===== The input

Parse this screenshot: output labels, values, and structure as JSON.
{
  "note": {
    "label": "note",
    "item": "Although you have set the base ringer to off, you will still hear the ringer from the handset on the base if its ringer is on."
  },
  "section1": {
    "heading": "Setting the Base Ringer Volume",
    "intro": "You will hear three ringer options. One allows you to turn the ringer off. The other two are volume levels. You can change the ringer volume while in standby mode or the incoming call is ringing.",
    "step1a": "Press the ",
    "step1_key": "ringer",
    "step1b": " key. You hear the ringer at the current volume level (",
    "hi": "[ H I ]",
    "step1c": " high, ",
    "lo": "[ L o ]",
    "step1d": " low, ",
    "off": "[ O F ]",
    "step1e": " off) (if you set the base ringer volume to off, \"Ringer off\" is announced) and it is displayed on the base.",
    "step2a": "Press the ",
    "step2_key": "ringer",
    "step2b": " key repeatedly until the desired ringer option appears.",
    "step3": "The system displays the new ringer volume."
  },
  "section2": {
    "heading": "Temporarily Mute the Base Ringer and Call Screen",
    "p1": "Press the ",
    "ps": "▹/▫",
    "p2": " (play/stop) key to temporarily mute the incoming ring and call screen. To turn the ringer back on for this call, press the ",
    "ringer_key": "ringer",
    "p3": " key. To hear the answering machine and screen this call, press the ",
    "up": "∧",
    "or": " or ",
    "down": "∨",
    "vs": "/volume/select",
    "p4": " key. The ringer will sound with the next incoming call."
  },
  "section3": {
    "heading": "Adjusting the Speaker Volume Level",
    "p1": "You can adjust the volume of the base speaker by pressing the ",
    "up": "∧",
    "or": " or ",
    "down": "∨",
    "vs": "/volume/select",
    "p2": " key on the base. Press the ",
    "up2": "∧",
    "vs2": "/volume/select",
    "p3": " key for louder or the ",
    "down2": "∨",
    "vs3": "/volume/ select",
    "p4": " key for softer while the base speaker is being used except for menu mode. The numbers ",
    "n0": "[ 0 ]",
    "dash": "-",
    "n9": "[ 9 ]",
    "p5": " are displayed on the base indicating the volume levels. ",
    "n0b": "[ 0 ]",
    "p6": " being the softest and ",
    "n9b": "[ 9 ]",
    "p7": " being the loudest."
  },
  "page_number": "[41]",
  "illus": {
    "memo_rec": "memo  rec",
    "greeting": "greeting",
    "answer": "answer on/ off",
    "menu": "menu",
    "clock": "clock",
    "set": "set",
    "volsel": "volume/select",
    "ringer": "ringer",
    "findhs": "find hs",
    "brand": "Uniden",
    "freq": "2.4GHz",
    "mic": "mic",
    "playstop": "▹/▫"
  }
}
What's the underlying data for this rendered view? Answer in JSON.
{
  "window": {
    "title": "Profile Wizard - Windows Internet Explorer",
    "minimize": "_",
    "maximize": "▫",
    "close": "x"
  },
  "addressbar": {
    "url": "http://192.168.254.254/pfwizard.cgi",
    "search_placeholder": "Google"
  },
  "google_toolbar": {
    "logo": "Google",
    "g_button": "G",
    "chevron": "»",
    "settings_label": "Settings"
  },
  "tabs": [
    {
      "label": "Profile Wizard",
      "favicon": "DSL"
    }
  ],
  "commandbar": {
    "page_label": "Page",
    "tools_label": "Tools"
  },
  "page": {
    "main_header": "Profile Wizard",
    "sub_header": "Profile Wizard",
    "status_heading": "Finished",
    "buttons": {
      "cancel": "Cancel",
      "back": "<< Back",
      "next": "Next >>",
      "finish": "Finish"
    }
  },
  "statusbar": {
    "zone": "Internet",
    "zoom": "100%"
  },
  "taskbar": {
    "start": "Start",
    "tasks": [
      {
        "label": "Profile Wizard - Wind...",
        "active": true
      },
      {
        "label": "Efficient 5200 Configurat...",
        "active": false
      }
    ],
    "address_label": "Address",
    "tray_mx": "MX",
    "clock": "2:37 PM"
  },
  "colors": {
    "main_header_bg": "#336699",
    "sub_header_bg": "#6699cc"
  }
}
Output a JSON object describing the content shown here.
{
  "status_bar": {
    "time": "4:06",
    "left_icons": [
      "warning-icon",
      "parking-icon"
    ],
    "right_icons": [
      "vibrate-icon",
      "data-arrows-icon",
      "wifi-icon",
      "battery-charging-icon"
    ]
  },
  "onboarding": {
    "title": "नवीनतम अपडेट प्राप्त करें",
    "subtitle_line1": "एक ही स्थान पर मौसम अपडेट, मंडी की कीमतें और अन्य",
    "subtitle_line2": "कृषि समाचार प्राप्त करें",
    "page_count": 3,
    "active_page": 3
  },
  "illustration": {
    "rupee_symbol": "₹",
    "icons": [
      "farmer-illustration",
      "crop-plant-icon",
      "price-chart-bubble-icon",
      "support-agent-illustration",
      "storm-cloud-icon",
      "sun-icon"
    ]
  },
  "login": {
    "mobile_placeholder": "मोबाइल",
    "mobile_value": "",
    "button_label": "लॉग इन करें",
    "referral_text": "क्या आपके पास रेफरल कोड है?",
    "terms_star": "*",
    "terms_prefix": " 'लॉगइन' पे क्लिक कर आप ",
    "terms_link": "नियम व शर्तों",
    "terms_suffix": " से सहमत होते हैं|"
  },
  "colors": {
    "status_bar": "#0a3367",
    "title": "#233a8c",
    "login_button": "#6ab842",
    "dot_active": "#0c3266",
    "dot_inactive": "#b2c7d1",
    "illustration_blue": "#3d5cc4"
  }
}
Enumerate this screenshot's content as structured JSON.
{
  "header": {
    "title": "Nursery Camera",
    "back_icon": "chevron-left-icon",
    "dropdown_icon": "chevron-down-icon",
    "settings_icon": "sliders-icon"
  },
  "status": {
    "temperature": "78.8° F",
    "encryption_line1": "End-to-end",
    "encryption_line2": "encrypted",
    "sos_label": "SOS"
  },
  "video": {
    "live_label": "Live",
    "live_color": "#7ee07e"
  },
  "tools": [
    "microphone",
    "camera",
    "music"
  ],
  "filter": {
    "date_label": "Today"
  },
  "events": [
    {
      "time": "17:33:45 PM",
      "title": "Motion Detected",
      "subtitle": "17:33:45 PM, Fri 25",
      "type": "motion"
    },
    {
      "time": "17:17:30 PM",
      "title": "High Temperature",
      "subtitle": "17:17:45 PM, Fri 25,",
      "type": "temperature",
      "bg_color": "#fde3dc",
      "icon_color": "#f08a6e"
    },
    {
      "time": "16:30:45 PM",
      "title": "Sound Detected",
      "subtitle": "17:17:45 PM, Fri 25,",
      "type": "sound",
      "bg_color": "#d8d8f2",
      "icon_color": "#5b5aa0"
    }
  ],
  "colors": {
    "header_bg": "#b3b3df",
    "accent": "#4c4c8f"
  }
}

==========

**What you are asked to do:**
Please restate the data word for word, every record included.

**Exercise solution:**
Parse this screenshot: output labels, values, and structure as JSON.
{
  "note": {
    "label": "note",
    "item": "Although you have set the base ringer to off, you will still hear the ringer from the handset on the base if its ringer is on."
  },
  "section1": {
    "heading": "Setting the Base Ringer Volume",
    "intro": "You will hear three ringer options. One allows you to turn the ringer off. The other two are volume levels. You can change the ringer volume while in standby mode or the incoming call is ringing.",
    "step1a": "Press the ",
    "step1_key": "ringer",
    "step1b": " key. You hear the ringer at the current volume level (",
    "hi": "[ H I ]",
    "step1c": " high, ",
    "lo": "[ L o ]",
    "step1d": " low, ",
    "off": "[ O F ]",
    "step1e": " off) (if you set the base ringer volume to off, \"Ringer off\" is announced) and it is displayed on the base.",
    "step2a": "Press the ",
    "step2_key": "ringer",
    "step2b": " key repeatedly until the desired ringer option appears.",
    "step3": "The system displays the new ringer volume."
  },
  "section2": {
    "heading": "Temporarily Mute the Base Ringer and Call Screen",
    "p1": "Press the ",
    "ps": "▹/▫",
    "p2": " (play/stop) key to temporarily mute the incoming ring and call screen. To turn the ringer back on for this call, press the ",
    "ringer_key": "ringer",
    "p3": " key. To hear the answering machine and screen this call, press the ",
    "up": "∧",
    "or": " or ",
    "down": "∨",
    "vs": "/volume/select",
    "p4": " key. The ringer will sound with the next incoming call."
  },
  "section3": {
    "heading": "Adjusting the Speaker Volume Level",
    "p1": "You can adjust the volume of the base speaker by pressing the ",
    "up": "∧",
    "or": " or ",
    "down": "∨",
    "vs": "/volume/select",
    "p2": " key on the base. Press the ",
    "up2": "∧",
    "vs2": "/volume/select",
    "p3": " key for louder or the ",
    "down2": "∨",
    "vs3": "/volume/ select",
    "p4": " key for softer while the base speaker is being used except for menu mode. The numbers ",
    "n0": "[ 0 ]",
    "dash": "-",
    "n9": "[ 9 ]",
    "p5": " are displayed on the base indicating the volume levels. ",
    "n0b": "[ 0 ]",
    "p6": " being the softest and ",
    "n9b": "[ 9 ]",
    "p7": " being the loudest."
  },
  "page_number": "[41]",
  "illus": {
    "memo_rec": "memo  rec",
    "greeting": "greeting",
    "answer": "answer on/ off",
    "menu": "menu",
    "clock": "clock",
    "set": "set",
    "volsel": "volume/select",
    "ringer": "ringer",
    "findhs": "find hs",
    "brand": "Uniden",
    "freq": "2.4GHz",
    "mic": "mic",
    "playstop": "▹/▫"
  }
}
What's the underlying data for this rendered view? Answer in JSON.
{
  "window": {
    "title": "Profile Wizard - Windows Internet Explorer",
    "minimize": "_",
    "maximize": "▫",
    "close": "x"
  },
  "addressbar": {
    "url": "http://192.168.254.254/pfwizard.cgi",
    "search_placeholder": "Google"
  },
  "google_toolbar": {
    "logo": "Google",
    "g_button": "G",
    "chevron": "»",
    "settings_label": "Settings"
  },
  "tabs": [
    {
      "label": "Profile Wizard",
      "favicon": "DSL"
    }
  ],
  "commandbar": {
    "page_label": "Page",
    "tools_label": "Tools"
  },
  "page": {
    "main_header": "Profile Wizard",
    "sub_header": "Profile Wizard",
    "status_heading": "Finished",
    "buttons": {
      "cancel": "Cancel",
      "back": "<< Back",
      "next": "Next >>",
      "finish": "Finish"
    }
  },
  "statusbar": {
    "zone": "Internet",
    "zoom": "100%"
  },
  "taskbar": {
    "start": "Start",
    "tasks": [
      {
        "label": "Profile Wizard - Wind...",
        "active": true
      },
      {
        "label": "Efficient 5200 Configurat...",
        "active": false
      }
    ],
    "address_label": "Address",
    "tray_mx": "MX",
    "clock": "2:37 PM"
  },
  "colors": {
    "main_header_bg": "#336699",
    "sub_header_bg": "#6699cc"
  }
}
Output a JSON object describing the content shown here.
{
  "status_bar": {
    "time": "4:06",
    "left_icons": [
      "warning-icon",
      "parking-icon"
    ],
    "right_icons": [
      "vibrate-icon",
      "data-arrows-icon",
      "wifi-icon",
      "battery-charging-icon"
    ]
  },
  "onboarding": {
    "title": "नवीनतम अपडेट प्राप्त करें",
    "subtitle_line1": "एक ही स्थान पर मौसम अपडेट, मंडी की कीमतें और अन्य",
    "subtitle_line2": "कृषि समाचार प्राप्त करें",
    "page_count": 3,
    "active_page": 3
  },
  "illustration": {
    "rupee_symbol": "₹",
    "icons": [
      "farmer-illustration",
      "crop-plant-icon",
      "price-chart-bubble-icon",
      "support-agent-illustration",
      "storm-cloud-icon",
      "sun-icon"
    ]
  },
  "login": {
    "mobile_placeholder": "मोबाइल",
    "mobile_value": "",
    "button_label": "लॉग इन करें",
    "referral_text": "क्या आपके पास रेफरल कोड है?",
    "terms_star": "*",
    "terms_prefix": " 'लॉगइन' पे क्लिक कर आप ",
    "terms_link": "नियम व शर्तों",
    "terms_suffix": " से सहमत होते हैं|"
  },
  "colors": {
    "status_bar": "#0a3367",
    "title": "#233a8c",
    "login_button": "#6ab842",
    "dot_active": "#0c3266",
    "dot_inactive": "#b2c7d1",
    "illustration_blue": "#3d5cc4"
  }
}
Enumerate this screenshot's content as structured JSON.
{
  "header": {
    "title": "Nursery Camera",
    "back_icon": "chevron-left-icon",
    "dropdown_icon": "chevron-down-icon",
    "settings_icon": "sliders-icon"
  },
  "status": {
    "temperature": "78.8° F",
    "encryption_line1": "End-to-end",
    "encryption_line2": "encrypted",
    "sos_label": "SOS"
  },
  "video": {
    "live_label": "Live",
    "live_color": "#7ee07e"
  },
  "tools": [
    "microphone",
    "camera",
    "music"
  ],
  "filter": {
    "date_label": "Today"
  },
  "events": [
    {
      "time": "17:33:45 PM",
      "title": "Motion Detected",
      "subtitle": "17:33:45 PM, Fri 25",
      "type": "motion"
    },
    {
      "time": "17:17:30 PM",
      "title": "High Temperature",
      "subtitle": "17:17:45 PM, Fri 25,",
      "type": "temperature",
      "bg_color": "#fde3dc",
      "icon_color": "#f08a6e"
    },
    {
      "time": "16:30:45 PM",
      "title": "Sound Detected",
      "subtitle": "17:17:45 PM, Fri 25,",
      "type": "sound",
      "bg_color": "#d8d8f2",
      "icon_color": "#5b5aa0"
    }
  ],
  "colors": {
    "header_bg": "#b3b3df",
    "accent": "#4c4c8f"
  }
}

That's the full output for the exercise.